* **OBJECTIVE**
In the material below, find all lines with the string "description" and copy them.

** Start RECORDS PROVIDED **

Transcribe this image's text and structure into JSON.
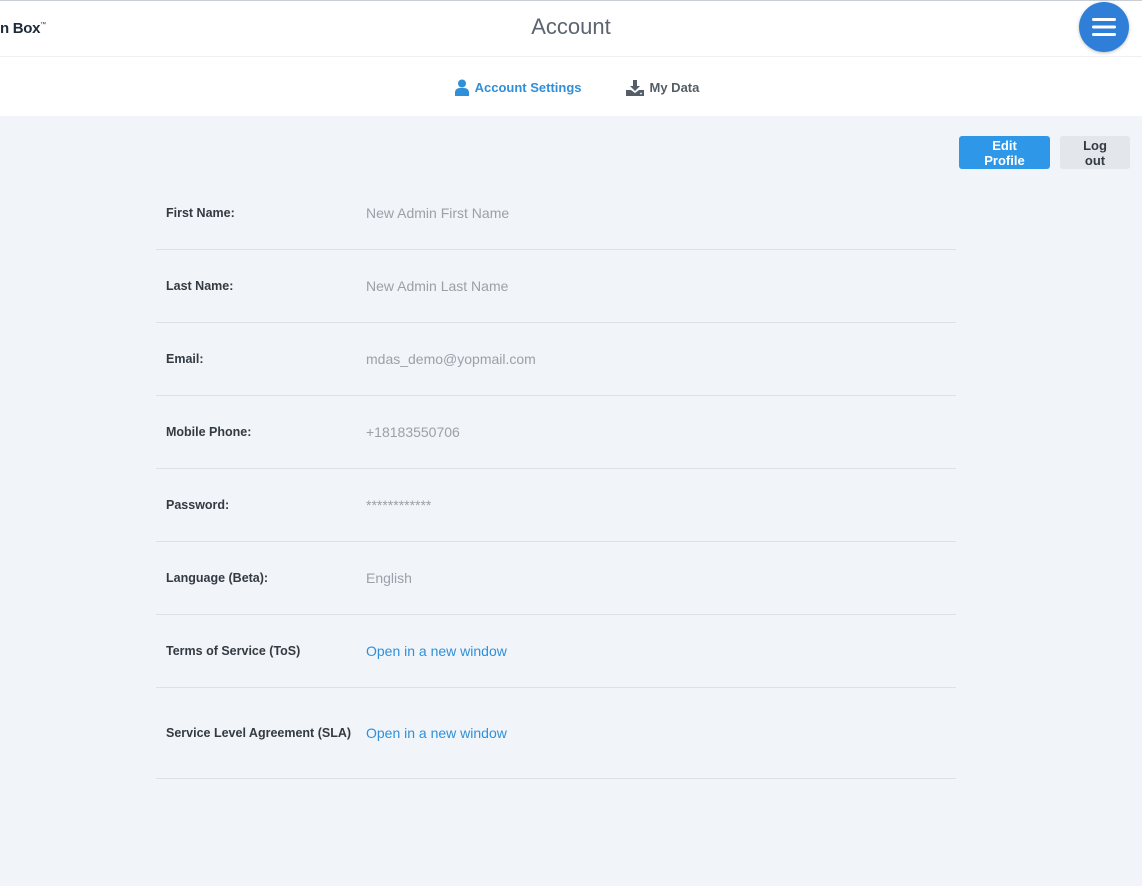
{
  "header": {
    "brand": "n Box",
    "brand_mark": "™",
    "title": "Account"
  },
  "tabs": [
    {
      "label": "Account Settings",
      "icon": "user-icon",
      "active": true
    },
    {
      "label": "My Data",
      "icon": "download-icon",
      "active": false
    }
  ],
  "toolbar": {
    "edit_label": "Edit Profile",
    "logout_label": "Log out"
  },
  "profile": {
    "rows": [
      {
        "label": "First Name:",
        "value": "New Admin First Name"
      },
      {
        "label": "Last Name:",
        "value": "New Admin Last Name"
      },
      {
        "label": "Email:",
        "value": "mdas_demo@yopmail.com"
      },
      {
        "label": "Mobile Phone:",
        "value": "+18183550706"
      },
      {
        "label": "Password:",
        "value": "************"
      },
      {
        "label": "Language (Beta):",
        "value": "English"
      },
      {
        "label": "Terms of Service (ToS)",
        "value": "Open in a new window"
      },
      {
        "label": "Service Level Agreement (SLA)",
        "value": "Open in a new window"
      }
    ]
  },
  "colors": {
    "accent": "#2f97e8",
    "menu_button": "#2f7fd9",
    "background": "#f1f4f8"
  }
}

** End RECORDS PROVIDED **
** Start RECORDS PROVIDED **

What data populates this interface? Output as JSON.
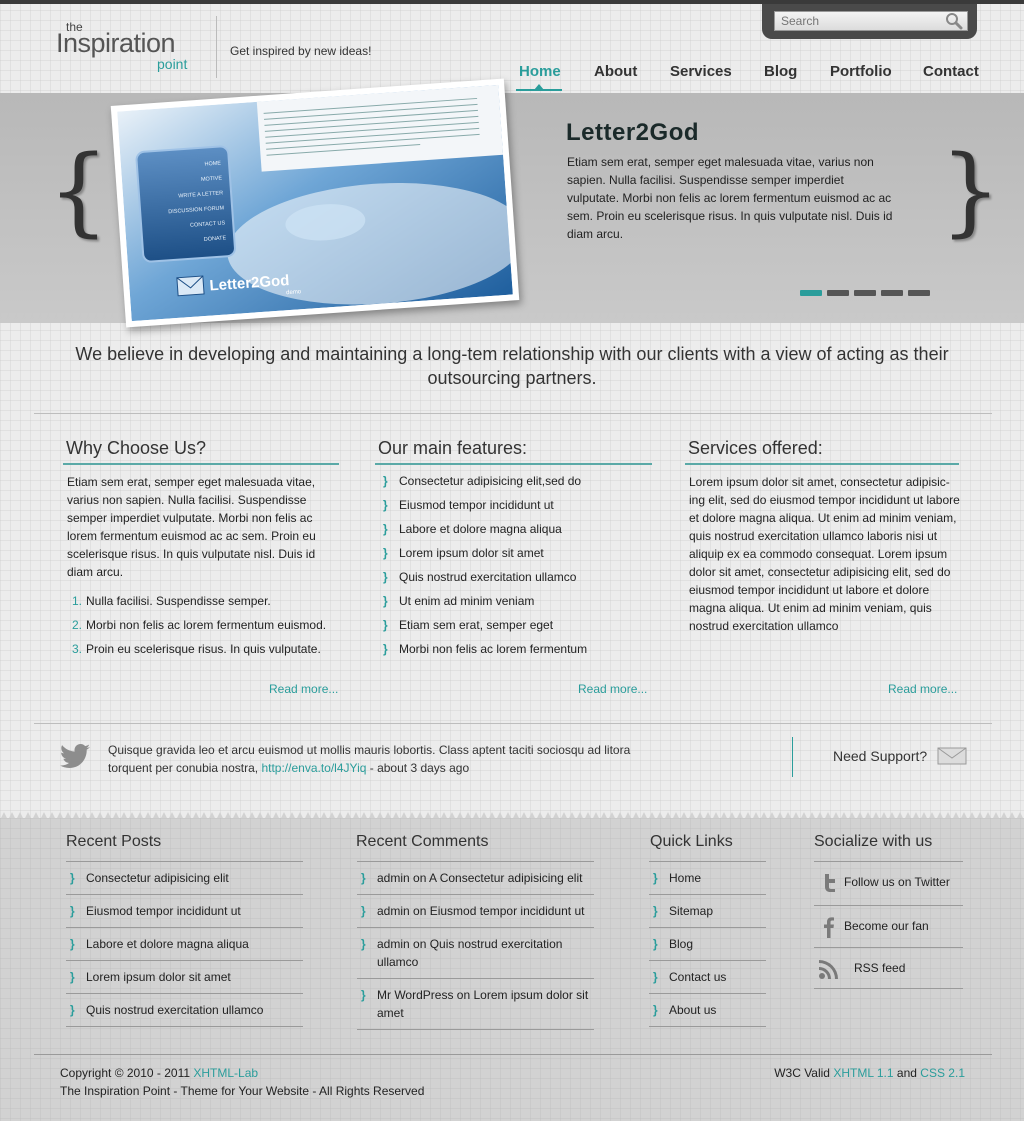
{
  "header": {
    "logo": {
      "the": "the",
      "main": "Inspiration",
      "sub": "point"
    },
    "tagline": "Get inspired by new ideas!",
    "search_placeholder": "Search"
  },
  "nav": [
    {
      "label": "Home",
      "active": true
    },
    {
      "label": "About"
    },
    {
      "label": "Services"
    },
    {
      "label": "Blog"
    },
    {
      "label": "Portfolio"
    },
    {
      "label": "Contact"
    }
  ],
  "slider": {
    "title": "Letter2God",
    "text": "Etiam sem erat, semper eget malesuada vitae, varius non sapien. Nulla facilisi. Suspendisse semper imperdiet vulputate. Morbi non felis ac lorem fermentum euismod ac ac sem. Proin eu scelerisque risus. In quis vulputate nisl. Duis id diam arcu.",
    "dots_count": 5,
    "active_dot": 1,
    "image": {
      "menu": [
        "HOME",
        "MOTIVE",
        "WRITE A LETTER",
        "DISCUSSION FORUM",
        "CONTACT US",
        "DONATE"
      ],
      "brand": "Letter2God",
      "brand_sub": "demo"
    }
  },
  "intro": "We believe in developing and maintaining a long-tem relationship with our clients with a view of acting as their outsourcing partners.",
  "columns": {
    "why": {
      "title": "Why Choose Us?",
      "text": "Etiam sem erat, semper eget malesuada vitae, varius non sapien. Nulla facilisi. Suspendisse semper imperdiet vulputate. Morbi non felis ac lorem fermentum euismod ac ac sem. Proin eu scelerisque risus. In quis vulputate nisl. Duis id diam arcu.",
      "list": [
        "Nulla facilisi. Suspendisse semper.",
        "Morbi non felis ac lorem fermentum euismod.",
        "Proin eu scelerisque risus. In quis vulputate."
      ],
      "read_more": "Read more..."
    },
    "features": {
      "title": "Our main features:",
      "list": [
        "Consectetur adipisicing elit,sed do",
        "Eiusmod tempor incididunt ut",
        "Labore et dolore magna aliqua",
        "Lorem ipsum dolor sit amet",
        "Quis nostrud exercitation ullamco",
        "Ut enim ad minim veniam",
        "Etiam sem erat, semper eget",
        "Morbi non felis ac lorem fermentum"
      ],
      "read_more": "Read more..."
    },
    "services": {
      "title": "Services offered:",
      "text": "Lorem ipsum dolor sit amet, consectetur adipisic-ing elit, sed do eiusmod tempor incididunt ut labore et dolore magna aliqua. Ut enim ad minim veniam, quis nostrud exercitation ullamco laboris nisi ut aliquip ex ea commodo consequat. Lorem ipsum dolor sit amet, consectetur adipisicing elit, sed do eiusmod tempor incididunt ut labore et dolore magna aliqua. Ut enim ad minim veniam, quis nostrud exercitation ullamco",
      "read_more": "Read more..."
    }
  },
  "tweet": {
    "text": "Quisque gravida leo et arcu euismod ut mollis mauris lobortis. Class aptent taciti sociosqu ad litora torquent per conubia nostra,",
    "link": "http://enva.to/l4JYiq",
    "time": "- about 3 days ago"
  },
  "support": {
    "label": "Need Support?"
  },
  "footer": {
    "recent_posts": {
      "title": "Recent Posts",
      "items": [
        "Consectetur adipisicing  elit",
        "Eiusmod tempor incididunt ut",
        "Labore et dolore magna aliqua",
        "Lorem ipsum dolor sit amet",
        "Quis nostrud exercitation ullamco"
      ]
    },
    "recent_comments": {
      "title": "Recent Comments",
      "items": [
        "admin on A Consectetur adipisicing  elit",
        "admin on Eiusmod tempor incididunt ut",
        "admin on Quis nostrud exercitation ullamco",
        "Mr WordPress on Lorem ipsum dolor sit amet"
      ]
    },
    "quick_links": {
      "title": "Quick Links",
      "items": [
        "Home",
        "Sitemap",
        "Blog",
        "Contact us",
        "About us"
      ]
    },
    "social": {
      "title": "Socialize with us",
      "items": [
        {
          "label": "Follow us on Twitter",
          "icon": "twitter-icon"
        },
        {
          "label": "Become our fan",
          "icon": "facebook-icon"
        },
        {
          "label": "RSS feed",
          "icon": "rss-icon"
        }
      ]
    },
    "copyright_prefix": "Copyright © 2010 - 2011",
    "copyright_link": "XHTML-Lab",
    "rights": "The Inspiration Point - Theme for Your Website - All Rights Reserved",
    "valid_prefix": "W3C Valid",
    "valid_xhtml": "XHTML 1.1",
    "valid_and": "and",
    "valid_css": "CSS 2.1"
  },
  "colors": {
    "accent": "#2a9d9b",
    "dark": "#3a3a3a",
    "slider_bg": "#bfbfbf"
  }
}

** End RECORDS PROVIDED **
** Start RECORDS PROVIDED **

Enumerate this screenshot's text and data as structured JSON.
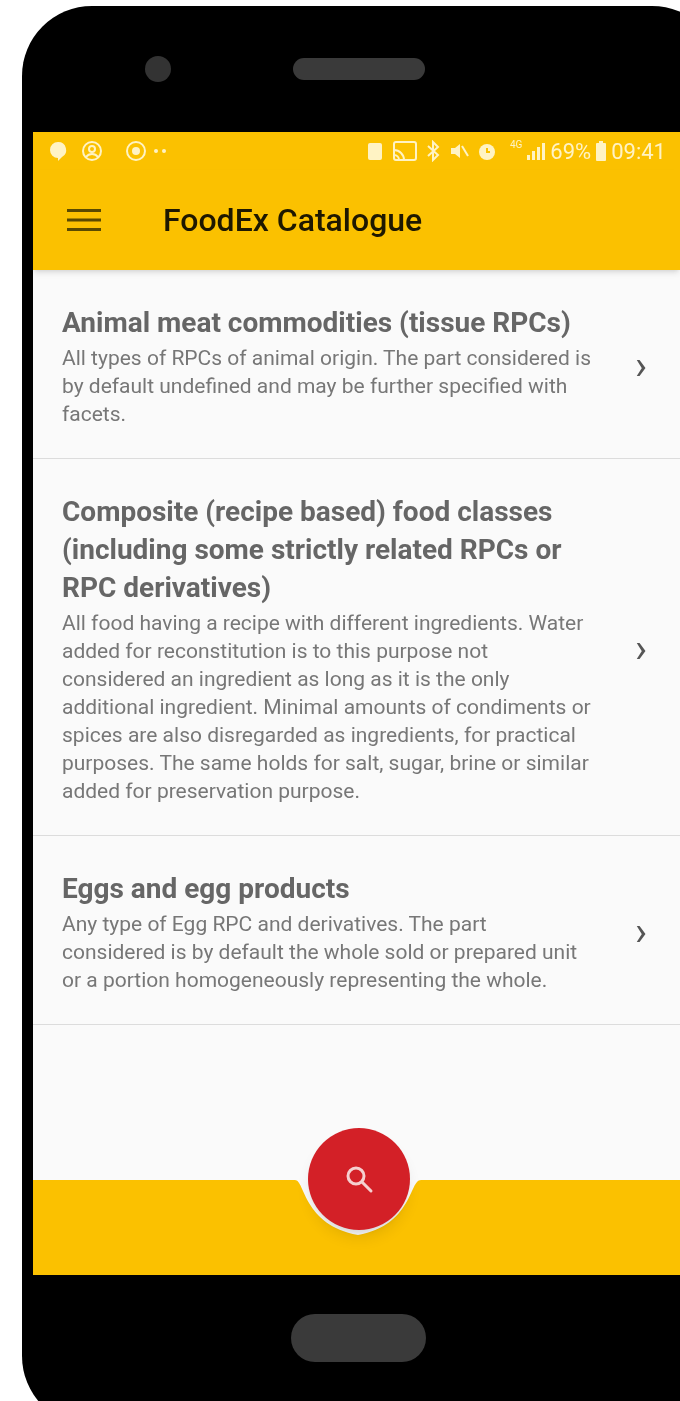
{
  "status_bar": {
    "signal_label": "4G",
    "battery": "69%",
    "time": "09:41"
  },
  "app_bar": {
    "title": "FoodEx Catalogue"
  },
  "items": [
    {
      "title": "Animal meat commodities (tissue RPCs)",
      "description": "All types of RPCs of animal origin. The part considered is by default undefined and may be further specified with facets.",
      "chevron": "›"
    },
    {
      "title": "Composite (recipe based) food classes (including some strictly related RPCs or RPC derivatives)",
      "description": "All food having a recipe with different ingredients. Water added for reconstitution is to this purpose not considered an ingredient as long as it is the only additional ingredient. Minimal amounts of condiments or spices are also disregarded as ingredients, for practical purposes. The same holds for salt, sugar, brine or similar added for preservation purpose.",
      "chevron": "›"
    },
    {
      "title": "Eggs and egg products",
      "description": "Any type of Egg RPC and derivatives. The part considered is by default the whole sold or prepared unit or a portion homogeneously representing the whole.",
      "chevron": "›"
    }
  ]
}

** End RECORDS PROVIDED **

* **EXERCISE SOLUTION**
      "description": "All types of RPCs of animal origin. The part considered is by default undefined and may be further specified with facets.",
      "description": "All food having a recipe with different ingredients. Water added for reconstitution is to this purpose not considered an ingredient as long as it is the only additional ingredient. Minimal amounts of condiments or spices are also disregarded as ingredients, for practical purposes. The same holds for salt, sugar, brine or similar added for preservation purpose.",
      "description": "Any type of Egg RPC and derivatives. The part considered is by default the whole sold or prepared unit or a portion homogeneously representing the whole.",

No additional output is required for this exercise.